Task prompt: Reproduce the data below in full and exclude every picture.

-------- Exercise material

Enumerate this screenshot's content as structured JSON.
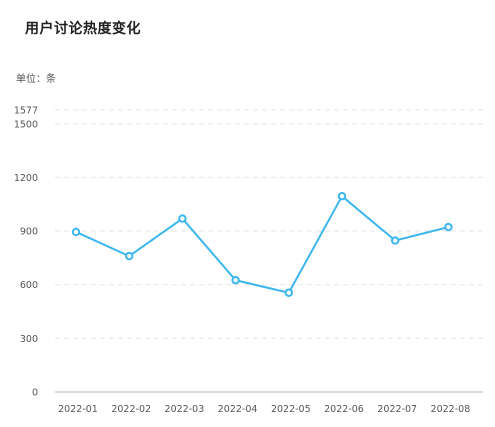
{
  "title": "用户讨论热度变化",
  "unit": "单位：条",
  "chart_data": {
    "type": "line",
    "title": "用户讨论热度变化",
    "xlabel": "",
    "ylabel": "单位：条",
    "categories": [
      "2022-01",
      "2022-02",
      "2022-03",
      "2022-04",
      "2022-05",
      "2022-06",
      "2022-07",
      "2022-08"
    ],
    "series": [
      {
        "values": [
          895,
          760,
          970,
          625,
          555,
          1095,
          847,
          922
        ]
      }
    ],
    "ylim": [
      0,
      1577
    ],
    "yticks": [
      0,
      300,
      600,
      900,
      1200,
      1500,
      1577
    ],
    "grid": true,
    "legend": "none"
  },
  "colors": {
    "line": "#3cb6ee",
    "marker_fill": "#ffffff",
    "grid": "#e6e6e6",
    "axis": "#b8b8b8",
    "tick_text": "#555555"
  }
}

----------------

Solution for this task:
Enumerate this screenshot's content as structured JSON.
{
  "title": "用户讨论热度变化",
  "unit": "单位：条",
  "chart_data": {
    "type": "line",
    "title": "用户讨论热度变化",
    "xlabel": "",
    "ylabel": "单位：条",
    "categories": [
      "2022-01",
      "2022-02",
      "2022-03",
      "2022-04",
      "2022-05",
      "2022-06",
      "2022-07",
      "2022-08"
    ],
    "series": [
      {
        "values": [
          895,
          760,
          970,
          625,
          555,
          1095,
          847,
          922
        ]
      }
    ],
    "ylim": [
      0,
      1577
    ],
    "yticks": [
      0,
      300,
      600,
      900,
      1200,
      1500,
      1577
    ],
    "grid": true,
    "legend": "none"
  },
  "colors": {
    "line": "#3cb6ee",
    "marker_fill": "#ffffff",
    "grid": "#e6e6e6",
    "axis": "#b8b8b8",
    "tick_text": "#555555"
  }
}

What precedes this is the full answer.